++++ Records ++++

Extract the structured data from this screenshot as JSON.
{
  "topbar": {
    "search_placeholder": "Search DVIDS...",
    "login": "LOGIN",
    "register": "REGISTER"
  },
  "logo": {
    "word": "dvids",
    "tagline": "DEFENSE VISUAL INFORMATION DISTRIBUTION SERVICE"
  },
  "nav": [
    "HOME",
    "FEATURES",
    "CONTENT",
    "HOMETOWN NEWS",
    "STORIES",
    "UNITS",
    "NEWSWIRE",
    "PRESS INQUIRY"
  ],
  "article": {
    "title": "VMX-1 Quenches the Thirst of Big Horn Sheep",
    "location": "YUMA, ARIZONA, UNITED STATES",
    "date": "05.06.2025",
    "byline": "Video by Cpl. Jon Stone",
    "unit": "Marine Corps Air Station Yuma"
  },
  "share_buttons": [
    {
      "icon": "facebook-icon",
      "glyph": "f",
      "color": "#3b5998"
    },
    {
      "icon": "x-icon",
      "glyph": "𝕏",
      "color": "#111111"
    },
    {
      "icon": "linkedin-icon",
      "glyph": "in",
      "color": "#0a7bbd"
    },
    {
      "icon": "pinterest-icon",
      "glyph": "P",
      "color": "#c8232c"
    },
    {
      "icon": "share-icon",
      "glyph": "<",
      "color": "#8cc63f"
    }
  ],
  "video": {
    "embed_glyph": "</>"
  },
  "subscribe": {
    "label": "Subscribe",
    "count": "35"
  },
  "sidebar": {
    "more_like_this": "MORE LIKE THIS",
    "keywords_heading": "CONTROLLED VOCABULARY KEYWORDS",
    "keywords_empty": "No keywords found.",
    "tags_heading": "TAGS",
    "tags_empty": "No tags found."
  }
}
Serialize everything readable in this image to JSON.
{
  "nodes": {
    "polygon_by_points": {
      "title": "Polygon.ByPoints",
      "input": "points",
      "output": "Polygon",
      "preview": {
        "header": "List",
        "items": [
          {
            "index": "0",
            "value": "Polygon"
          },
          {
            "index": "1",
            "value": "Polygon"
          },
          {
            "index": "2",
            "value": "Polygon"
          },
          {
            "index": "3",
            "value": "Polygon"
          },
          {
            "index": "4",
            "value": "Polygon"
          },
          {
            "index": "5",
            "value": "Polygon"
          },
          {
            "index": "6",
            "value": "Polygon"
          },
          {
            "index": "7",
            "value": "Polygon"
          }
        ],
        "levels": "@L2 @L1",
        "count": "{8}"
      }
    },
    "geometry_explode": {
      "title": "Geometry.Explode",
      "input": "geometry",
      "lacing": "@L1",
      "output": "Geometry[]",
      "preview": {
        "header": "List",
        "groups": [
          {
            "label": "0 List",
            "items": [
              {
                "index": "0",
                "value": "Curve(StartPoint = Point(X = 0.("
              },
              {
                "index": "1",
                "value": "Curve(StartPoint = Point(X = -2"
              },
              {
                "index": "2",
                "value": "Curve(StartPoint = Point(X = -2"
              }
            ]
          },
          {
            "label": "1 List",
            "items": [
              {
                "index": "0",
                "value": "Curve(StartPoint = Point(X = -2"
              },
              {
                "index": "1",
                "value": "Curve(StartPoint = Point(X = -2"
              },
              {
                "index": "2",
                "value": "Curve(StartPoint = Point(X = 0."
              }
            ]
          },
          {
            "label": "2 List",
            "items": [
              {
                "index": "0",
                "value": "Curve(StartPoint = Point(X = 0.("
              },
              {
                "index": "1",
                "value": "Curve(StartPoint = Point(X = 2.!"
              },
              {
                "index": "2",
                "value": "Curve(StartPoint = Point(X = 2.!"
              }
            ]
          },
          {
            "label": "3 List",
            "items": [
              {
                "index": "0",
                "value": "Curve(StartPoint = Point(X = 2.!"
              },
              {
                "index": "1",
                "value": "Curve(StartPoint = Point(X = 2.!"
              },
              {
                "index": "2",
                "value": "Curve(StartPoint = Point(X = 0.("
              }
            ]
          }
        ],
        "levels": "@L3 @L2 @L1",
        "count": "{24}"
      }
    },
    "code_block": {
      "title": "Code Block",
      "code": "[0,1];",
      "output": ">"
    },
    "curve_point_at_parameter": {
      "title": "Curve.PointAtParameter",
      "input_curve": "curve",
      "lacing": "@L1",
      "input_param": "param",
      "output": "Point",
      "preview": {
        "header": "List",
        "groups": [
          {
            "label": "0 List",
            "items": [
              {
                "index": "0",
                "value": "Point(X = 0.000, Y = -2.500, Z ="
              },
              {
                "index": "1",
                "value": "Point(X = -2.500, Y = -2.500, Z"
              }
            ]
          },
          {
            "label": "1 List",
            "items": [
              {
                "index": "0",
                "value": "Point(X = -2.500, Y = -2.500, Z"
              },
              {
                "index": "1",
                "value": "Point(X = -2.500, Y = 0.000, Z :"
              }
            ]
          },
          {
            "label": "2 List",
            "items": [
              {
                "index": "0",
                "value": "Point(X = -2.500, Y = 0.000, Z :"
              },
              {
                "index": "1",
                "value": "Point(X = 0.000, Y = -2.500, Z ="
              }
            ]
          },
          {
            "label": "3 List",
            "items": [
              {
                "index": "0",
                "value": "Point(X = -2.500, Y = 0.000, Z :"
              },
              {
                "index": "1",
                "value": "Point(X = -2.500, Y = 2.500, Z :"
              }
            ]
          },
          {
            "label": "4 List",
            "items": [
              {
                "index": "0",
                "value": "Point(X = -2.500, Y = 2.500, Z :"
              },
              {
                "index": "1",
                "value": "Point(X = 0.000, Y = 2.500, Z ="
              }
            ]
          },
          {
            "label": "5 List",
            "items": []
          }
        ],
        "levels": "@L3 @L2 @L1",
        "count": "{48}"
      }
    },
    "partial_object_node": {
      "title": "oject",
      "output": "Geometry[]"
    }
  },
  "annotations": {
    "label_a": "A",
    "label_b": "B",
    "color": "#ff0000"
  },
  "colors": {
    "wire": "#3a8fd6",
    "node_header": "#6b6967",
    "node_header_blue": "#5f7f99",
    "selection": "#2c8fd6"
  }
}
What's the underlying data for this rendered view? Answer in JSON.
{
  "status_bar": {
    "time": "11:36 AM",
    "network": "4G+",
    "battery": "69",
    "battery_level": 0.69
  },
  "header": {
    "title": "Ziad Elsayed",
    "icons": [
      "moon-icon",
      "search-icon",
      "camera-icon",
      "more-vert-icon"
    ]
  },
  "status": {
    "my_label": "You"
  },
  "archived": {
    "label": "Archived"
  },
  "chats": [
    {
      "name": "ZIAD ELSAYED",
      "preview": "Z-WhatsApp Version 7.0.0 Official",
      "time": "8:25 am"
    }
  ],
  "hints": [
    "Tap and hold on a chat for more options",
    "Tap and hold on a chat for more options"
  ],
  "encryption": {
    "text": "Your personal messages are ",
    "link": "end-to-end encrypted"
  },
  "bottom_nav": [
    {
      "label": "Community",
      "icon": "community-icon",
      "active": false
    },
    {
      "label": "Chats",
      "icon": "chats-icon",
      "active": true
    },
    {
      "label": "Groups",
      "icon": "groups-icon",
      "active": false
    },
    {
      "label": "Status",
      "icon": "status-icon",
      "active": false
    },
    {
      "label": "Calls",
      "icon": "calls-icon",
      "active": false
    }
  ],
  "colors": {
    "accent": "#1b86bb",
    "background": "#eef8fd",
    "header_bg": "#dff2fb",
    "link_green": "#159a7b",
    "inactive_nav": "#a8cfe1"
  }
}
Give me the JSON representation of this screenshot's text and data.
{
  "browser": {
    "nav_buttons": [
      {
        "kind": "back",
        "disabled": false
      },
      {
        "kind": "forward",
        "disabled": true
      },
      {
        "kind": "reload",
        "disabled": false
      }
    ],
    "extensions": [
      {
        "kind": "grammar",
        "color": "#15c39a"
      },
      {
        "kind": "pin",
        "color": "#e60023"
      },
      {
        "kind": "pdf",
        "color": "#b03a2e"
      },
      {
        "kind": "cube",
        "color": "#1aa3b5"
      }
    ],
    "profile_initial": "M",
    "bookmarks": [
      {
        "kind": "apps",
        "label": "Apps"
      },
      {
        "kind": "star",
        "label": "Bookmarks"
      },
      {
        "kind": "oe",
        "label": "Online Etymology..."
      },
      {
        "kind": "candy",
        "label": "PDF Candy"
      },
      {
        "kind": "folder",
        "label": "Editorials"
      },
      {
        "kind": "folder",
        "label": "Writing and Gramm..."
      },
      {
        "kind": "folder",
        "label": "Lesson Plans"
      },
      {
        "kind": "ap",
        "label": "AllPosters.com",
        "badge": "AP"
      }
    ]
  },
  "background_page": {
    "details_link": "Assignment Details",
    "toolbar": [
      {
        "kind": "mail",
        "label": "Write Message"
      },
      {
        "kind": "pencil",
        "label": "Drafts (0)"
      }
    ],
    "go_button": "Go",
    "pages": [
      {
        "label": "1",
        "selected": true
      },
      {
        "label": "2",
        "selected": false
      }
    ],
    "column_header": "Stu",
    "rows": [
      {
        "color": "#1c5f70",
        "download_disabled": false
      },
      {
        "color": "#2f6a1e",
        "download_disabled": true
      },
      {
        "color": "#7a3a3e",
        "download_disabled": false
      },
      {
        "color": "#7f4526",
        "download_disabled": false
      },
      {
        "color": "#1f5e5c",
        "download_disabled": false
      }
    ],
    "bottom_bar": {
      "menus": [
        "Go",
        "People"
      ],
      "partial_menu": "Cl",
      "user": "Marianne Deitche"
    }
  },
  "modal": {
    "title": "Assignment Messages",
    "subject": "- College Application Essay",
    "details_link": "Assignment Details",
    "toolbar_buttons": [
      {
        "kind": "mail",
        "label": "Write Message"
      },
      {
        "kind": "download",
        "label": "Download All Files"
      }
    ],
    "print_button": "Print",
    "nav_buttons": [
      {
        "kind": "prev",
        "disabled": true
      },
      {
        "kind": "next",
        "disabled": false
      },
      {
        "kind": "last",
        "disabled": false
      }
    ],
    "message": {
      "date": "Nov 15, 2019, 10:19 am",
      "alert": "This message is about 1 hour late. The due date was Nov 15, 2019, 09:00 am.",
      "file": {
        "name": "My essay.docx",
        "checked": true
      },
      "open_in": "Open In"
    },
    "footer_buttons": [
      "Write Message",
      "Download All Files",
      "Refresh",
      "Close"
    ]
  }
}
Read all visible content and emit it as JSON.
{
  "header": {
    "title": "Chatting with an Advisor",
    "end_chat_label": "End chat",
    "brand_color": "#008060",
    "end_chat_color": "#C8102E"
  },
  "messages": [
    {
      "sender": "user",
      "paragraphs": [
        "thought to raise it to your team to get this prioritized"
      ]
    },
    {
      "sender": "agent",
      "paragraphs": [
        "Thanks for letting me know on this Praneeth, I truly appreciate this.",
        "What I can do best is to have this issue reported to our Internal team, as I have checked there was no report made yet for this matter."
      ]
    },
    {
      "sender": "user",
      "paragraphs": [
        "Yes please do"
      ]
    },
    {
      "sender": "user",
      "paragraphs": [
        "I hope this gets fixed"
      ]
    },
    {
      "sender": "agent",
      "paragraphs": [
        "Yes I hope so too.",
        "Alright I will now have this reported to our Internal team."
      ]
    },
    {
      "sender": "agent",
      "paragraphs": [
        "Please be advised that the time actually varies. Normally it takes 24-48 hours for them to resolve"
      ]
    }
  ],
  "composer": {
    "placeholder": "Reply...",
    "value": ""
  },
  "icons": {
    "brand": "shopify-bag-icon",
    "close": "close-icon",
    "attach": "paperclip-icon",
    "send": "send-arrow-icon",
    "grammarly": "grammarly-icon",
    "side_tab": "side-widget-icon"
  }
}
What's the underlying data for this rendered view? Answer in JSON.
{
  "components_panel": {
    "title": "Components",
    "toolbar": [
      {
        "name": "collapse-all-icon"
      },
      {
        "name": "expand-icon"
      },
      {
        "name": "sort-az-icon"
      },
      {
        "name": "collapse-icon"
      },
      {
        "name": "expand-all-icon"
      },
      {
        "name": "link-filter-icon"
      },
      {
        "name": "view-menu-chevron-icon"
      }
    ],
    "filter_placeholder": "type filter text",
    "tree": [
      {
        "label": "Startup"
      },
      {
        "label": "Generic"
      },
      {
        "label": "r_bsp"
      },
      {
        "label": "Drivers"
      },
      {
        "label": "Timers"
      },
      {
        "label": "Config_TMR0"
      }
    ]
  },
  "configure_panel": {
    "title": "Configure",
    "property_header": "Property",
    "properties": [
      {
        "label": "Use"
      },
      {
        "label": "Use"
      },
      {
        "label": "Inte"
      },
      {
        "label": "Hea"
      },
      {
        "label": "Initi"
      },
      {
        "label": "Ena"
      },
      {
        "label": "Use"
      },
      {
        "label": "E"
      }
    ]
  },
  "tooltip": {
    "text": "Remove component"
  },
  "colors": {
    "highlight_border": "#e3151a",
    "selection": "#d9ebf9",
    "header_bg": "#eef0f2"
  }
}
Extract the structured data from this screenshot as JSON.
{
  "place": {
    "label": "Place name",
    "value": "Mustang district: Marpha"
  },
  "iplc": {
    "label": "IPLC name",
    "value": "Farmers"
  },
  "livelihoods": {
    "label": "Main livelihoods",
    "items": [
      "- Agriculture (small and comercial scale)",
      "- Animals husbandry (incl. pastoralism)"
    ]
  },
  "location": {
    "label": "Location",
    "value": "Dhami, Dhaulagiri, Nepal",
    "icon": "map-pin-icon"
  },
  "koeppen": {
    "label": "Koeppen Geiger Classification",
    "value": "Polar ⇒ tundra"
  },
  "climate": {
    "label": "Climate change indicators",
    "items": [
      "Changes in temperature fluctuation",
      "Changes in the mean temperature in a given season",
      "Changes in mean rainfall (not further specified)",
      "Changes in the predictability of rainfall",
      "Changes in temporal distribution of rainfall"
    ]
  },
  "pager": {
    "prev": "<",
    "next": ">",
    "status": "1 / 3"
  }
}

++++

> What the exercise asks
Return every line from the records above that holds the word "found".

> The reply
    "keywords_empty": "No keywords found.",
    "tags_empty": "No tags found."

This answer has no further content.